* **PROMPT**
Images should be left out, and everything else in the listing reproduced exactly.

* **MATERIAL TO PROCESS**

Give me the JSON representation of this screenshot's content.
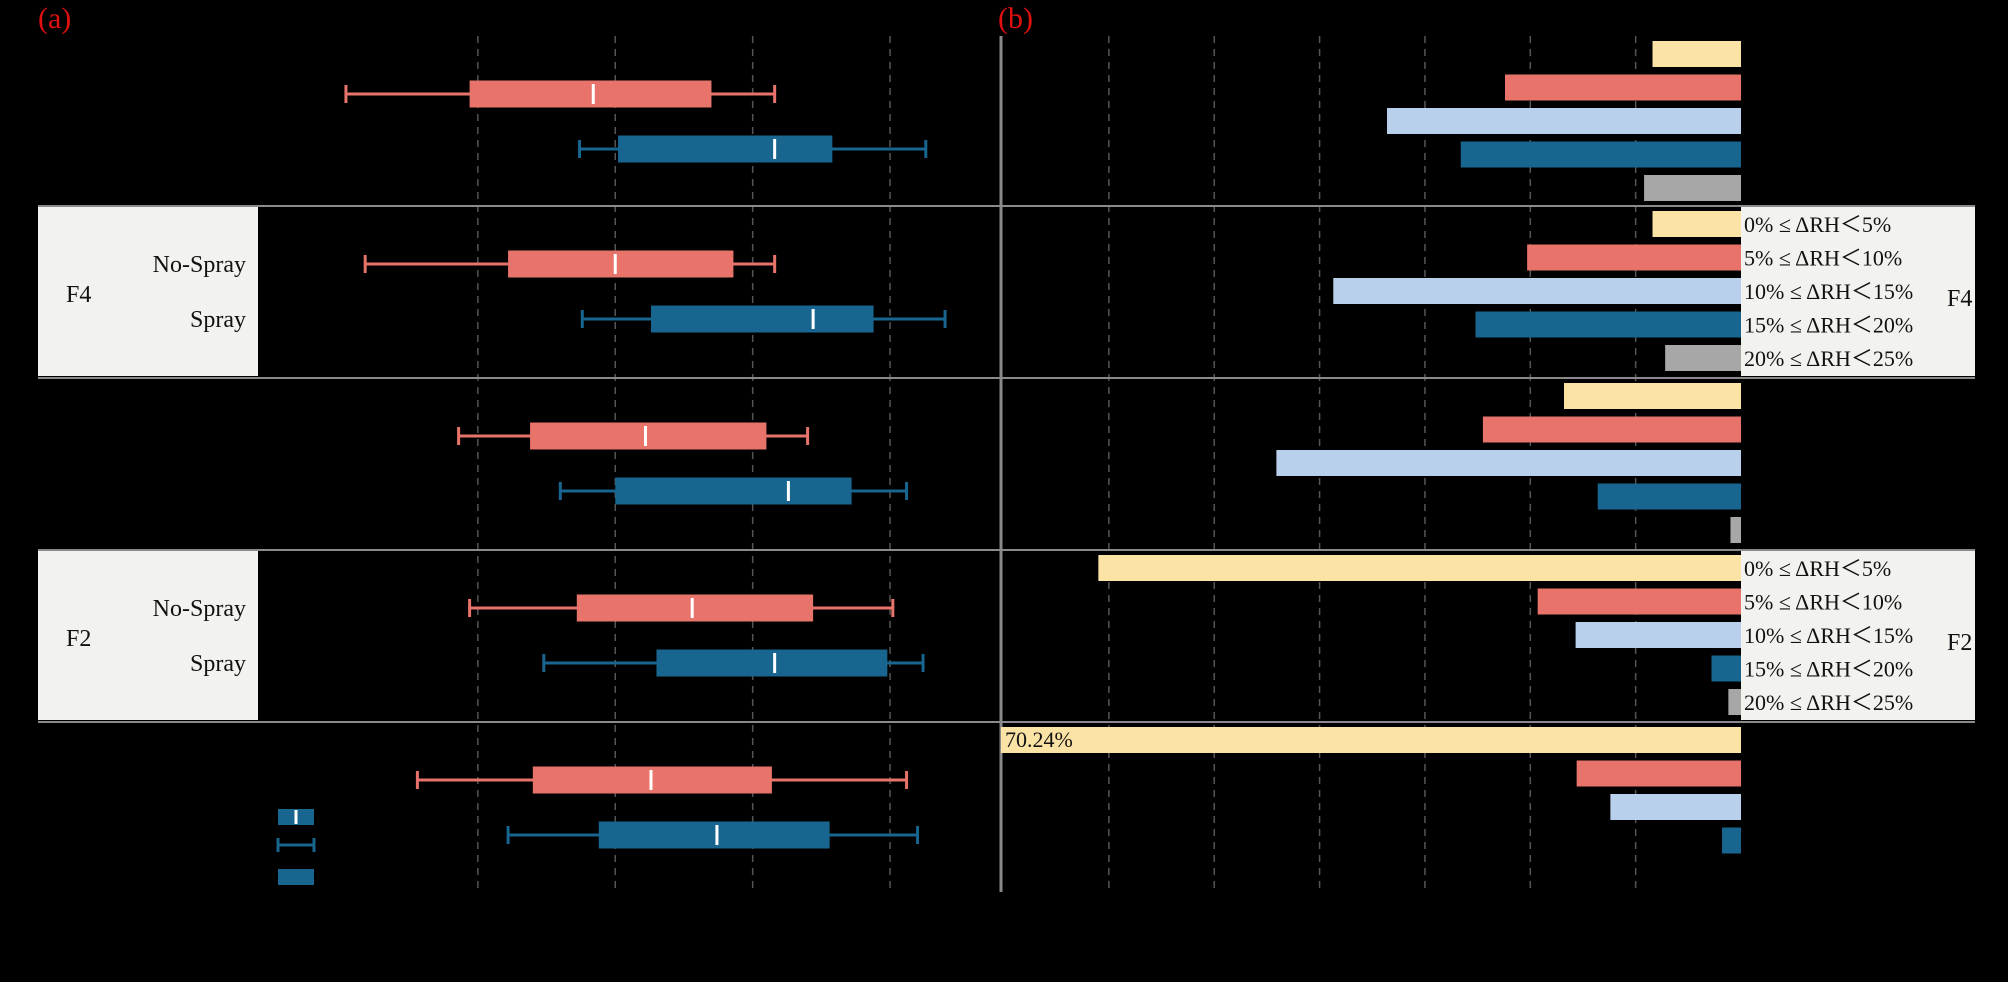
{
  "chart_data": [
    {
      "panel_label": "(a)",
      "type": "box",
      "orientation": "horizontal",
      "groups": [
        {
          "name": "",
          "shaded": false,
          "series": [
            {
              "name": "",
              "whisker_min": -4.8,
              "q1": -0.3,
              "mean": 4.2,
              "q3": 8.5,
              "whisker_max": 10.8
            },
            {
              "name": "",
              "whisker_min": 3.7,
              "q1": 5.1,
              "mean": 10.8,
              "q3": 12.9,
              "whisker_max": 16.3
            }
          ]
        },
        {
          "name": "F4",
          "shaded": true,
          "series": [
            {
              "name": "No-Spray",
              "whisker_min": -4.1,
              "q1": 1.1,
              "mean": 5.0,
              "q3": 9.3,
              "whisker_max": 10.8
            },
            {
              "name": "Spray",
              "whisker_min": 3.8,
              "q1": 6.3,
              "mean": 12.2,
              "q3": 14.4,
              "whisker_max": 17.0
            }
          ]
        },
        {
          "name": "",
          "shaded": false,
          "series": [
            {
              "name": "",
              "whisker_min": -0.7,
              "q1": 1.9,
              "mean": 6.1,
              "q3": 10.5,
              "whisker_max": 12.0
            },
            {
              "name": "",
              "whisker_min": 3.0,
              "q1": 5.0,
              "mean": 11.3,
              "q3": 13.6,
              "whisker_max": 15.6
            }
          ]
        },
        {
          "name": "F2",
          "shaded": true,
          "series": [
            {
              "name": "No-Spray",
              "whisker_min": -0.3,
              "q1": 3.6,
              "mean": 7.8,
              "q3": 12.2,
              "whisker_max": 15.1
            },
            {
              "name": "Spray",
              "whisker_min": 2.4,
              "q1": 6.5,
              "mean": 10.8,
              "q3": 14.9,
              "whisker_max": 16.2
            }
          ]
        },
        {
          "name": "",
          "shaded": false,
          "series": [
            {
              "name": "",
              "whisker_min": -2.2,
              "q1": 2.0,
              "mean": 6.3,
              "q3": 10.7,
              "whisker_max": 15.6
            },
            {
              "name": "",
              "whisker_min": 1.1,
              "q1": 4.4,
              "mean": 8.7,
              "q3": 12.8,
              "whisker_max": 16.0
            }
          ]
        }
      ],
      "x_ticks": [],
      "legend": []
    },
    {
      "panel_label": "(b)",
      "type": "bar",
      "orientation": "horizontal",
      "direction": "right-to-left",
      "xlim": [
        0,
        70.24
      ],
      "categories": [
        "0% ≤ ΔRH＜5%",
        "5% ≤ ΔRH＜10%",
        "10% ≤ ΔRH＜15%",
        "15% ≤ ΔRH＜20%",
        "20% ≤ ΔRH＜25%"
      ],
      "colors": [
        "#fbe3a5",
        "#e8736b",
        "#b8d0ec",
        "#18658f",
        "#a7a7a7"
      ],
      "groups": [
        {
          "name": "",
          "shaded": false,
          "values": [
            8.4,
            22.4,
            33.6,
            26.6,
            9.2
          ],
          "labels": [
            "",
            "",
            "",
            "",
            ""
          ]
        },
        {
          "name": "F4",
          "shaded": true,
          "values": [
            8.4,
            20.3,
            38.7,
            25.2,
            7.2
          ],
          "labels": [
            "",
            "",
            "",
            "",
            ""
          ]
        },
        {
          "name": "",
          "shaded": false,
          "values": [
            16.8,
            24.5,
            44.1,
            13.6,
            1.0
          ],
          "labels": [
            "",
            "",
            "",
            "",
            ""
          ]
        },
        {
          "name": "F2",
          "shaded": true,
          "values": [
            61.0,
            19.3,
            15.7,
            2.8,
            1.2
          ],
          "labels": [
            "",
            "",
            "",
            "",
            ""
          ]
        },
        {
          "name": "",
          "shaded": false,
          "values": [
            70.24,
            15.6,
            12.4,
            1.8,
            0
          ],
          "labels": [
            "70.24%",
            "",
            "",
            "",
            ""
          ]
        }
      ],
      "x_ticks": []
    }
  ]
}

* **OUTPUT**
Give me the JSON representation of this screenshot's content.
{
  "chart_data": [
    {
      "panel_label": "(a)",
      "type": "box",
      "orientation": "horizontal",
      "groups": [
        {
          "name": "",
          "shaded": false,
          "series": [
            {
              "name": "",
              "whisker_min": -4.8,
              "q1": -0.3,
              "mean": 4.2,
              "q3": 8.5,
              "whisker_max": 10.8
            },
            {
              "name": "",
              "whisker_min": 3.7,
              "q1": 5.1,
              "mean": 10.8,
              "q3": 12.9,
              "whisker_max": 16.3
            }
          ]
        },
        {
          "name": "F4",
          "shaded": true,
          "series": [
            {
              "name": "No-Spray",
              "whisker_min": -4.1,
              "q1": 1.1,
              "mean": 5.0,
              "q3": 9.3,
              "whisker_max": 10.8
            },
            {
              "name": "Spray",
              "whisker_min": 3.8,
              "q1": 6.3,
              "mean": 12.2,
              "q3": 14.4,
              "whisker_max": 17.0
            }
          ]
        },
        {
          "name": "",
          "shaded": false,
          "series": [
            {
              "name": "",
              "whisker_min": -0.7,
              "q1": 1.9,
              "mean": 6.1,
              "q3": 10.5,
              "whisker_max": 12.0
            },
            {
              "name": "",
              "whisker_min": 3.0,
              "q1": 5.0,
              "mean": 11.3,
              "q3": 13.6,
              "whisker_max": 15.6
            }
          ]
        },
        {
          "name": "F2",
          "shaded": true,
          "series": [
            {
              "name": "No-Spray",
              "whisker_min": -0.3,
              "q1": 3.6,
              "mean": 7.8,
              "q3": 12.2,
              "whisker_max": 15.1
            },
            {
              "name": "Spray",
              "whisker_min": 2.4,
              "q1": 6.5,
              "mean": 10.8,
              "q3": 14.9,
              "whisker_max": 16.2
            }
          ]
        },
        {
          "name": "",
          "shaded": false,
          "series": [
            {
              "name": "",
              "whisker_min": -2.2,
              "q1": 2.0,
              "mean": 6.3,
              "q3": 10.7,
              "whisker_max": 15.6
            },
            {
              "name": "",
              "whisker_min": 1.1,
              "q1": 4.4,
              "mean": 8.7,
              "q3": 12.8,
              "whisker_max": 16.0
            }
          ]
        }
      ],
      "x_ticks": [],
      "legend": []
    },
    {
      "panel_label": "(b)",
      "type": "bar",
      "orientation": "horizontal",
      "direction": "right-to-left",
      "xlim": [
        0,
        70.24
      ],
      "categories": [
        "0% ≤ ΔRH＜5%",
        "5% ≤ ΔRH＜10%",
        "10% ≤ ΔRH＜15%",
        "15% ≤ ΔRH＜20%",
        "20% ≤ ΔRH＜25%"
      ],
      "colors": [
        "#fbe3a5",
        "#e8736b",
        "#b8d0ec",
        "#18658f",
        "#a7a7a7"
      ],
      "groups": [
        {
          "name": "",
          "shaded": false,
          "values": [
            8.4,
            22.4,
            33.6,
            26.6,
            9.2
          ],
          "labels": [
            "",
            "",
            "",
            "",
            ""
          ]
        },
        {
          "name": "F4",
          "shaded": true,
          "values": [
            8.4,
            20.3,
            38.7,
            25.2,
            7.2
          ],
          "labels": [
            "",
            "",
            "",
            "",
            ""
          ]
        },
        {
          "name": "",
          "shaded": false,
          "values": [
            16.8,
            24.5,
            44.1,
            13.6,
            1.0
          ],
          "labels": [
            "",
            "",
            "",
            "",
            ""
          ]
        },
        {
          "name": "F2",
          "shaded": true,
          "values": [
            61.0,
            19.3,
            15.7,
            2.8,
            1.2
          ],
          "labels": [
            "",
            "",
            "",
            "",
            ""
          ]
        },
        {
          "name": "",
          "shaded": false,
          "values": [
            70.24,
            15.6,
            12.4,
            1.8,
            0
          ],
          "labels": [
            "70.24%",
            "",
            "",
            "",
            ""
          ]
        }
      ],
      "x_ticks": []
    }
  ]
}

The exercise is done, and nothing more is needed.